--- start Data to process ---

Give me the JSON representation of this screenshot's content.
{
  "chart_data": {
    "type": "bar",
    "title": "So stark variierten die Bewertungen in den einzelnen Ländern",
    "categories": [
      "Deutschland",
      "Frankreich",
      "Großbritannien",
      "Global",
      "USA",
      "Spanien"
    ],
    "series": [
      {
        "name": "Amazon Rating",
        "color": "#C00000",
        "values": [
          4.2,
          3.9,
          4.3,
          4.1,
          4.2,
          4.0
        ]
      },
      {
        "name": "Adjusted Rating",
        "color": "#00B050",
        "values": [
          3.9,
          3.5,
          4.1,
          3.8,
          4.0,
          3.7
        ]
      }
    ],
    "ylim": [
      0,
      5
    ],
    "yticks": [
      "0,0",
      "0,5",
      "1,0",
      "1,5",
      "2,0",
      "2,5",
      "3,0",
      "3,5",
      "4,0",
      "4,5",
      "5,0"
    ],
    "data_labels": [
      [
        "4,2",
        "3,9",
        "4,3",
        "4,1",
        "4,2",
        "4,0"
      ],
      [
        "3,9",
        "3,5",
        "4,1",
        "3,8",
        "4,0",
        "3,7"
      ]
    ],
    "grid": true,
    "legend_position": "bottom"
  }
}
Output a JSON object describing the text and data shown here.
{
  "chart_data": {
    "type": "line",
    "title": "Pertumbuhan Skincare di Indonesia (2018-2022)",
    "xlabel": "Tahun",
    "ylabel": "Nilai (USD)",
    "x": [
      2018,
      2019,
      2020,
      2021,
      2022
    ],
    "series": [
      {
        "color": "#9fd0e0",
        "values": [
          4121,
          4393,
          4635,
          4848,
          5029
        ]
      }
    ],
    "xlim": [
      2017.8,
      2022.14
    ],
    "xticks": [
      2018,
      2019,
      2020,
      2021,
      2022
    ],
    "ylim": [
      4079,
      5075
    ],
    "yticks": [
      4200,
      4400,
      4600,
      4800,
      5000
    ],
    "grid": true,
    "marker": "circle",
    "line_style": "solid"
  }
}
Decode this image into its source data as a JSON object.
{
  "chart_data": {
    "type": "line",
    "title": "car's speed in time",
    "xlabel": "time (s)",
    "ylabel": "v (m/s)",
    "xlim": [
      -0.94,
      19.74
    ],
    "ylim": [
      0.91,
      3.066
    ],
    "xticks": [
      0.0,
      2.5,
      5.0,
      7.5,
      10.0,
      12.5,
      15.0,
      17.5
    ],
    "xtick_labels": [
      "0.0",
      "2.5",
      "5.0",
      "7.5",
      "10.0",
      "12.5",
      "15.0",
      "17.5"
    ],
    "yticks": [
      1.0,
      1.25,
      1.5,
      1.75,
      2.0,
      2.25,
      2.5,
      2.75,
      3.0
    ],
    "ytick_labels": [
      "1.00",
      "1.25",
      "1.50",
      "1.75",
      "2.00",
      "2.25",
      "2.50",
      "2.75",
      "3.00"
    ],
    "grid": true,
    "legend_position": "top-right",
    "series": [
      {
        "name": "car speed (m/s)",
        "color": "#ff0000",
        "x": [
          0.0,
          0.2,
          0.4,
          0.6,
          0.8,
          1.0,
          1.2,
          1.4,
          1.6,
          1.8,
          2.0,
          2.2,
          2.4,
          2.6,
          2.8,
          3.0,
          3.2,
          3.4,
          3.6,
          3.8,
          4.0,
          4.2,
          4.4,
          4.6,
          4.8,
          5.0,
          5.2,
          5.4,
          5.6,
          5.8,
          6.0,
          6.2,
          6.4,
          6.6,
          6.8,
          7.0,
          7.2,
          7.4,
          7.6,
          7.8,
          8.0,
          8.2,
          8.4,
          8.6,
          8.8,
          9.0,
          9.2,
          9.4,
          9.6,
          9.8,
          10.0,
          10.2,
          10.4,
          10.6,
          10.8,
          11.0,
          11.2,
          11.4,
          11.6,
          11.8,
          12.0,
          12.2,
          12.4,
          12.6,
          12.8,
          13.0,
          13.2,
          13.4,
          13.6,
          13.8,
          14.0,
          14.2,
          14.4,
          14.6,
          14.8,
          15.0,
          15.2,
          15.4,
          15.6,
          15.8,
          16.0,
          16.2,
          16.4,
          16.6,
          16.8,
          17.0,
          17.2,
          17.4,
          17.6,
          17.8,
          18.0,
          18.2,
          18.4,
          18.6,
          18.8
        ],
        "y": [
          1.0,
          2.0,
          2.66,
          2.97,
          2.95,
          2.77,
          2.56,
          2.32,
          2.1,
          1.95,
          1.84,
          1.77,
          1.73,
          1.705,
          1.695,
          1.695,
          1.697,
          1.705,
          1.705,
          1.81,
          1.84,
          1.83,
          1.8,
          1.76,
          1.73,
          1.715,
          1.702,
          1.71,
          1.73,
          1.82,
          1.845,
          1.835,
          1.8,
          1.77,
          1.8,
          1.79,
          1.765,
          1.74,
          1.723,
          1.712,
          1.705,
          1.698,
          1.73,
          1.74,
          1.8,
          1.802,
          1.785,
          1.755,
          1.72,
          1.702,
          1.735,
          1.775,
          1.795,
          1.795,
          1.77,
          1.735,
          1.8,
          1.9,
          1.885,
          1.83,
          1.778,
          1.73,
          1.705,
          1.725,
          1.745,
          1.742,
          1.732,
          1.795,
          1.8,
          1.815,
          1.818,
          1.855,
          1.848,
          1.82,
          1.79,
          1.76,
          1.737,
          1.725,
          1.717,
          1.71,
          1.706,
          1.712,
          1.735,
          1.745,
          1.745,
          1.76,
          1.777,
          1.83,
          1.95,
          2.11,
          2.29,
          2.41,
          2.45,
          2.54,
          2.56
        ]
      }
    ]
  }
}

--- end Data to process ---

_Given problem_
Return all lines containing "title".

_The answer_
    "title": "So stark variierten die Bewertungen in den einzelnen Ländern",
    "title": "Pertumbuhan Skincare di Indonesia (2018-2022)",
    "title": "car's speed in time",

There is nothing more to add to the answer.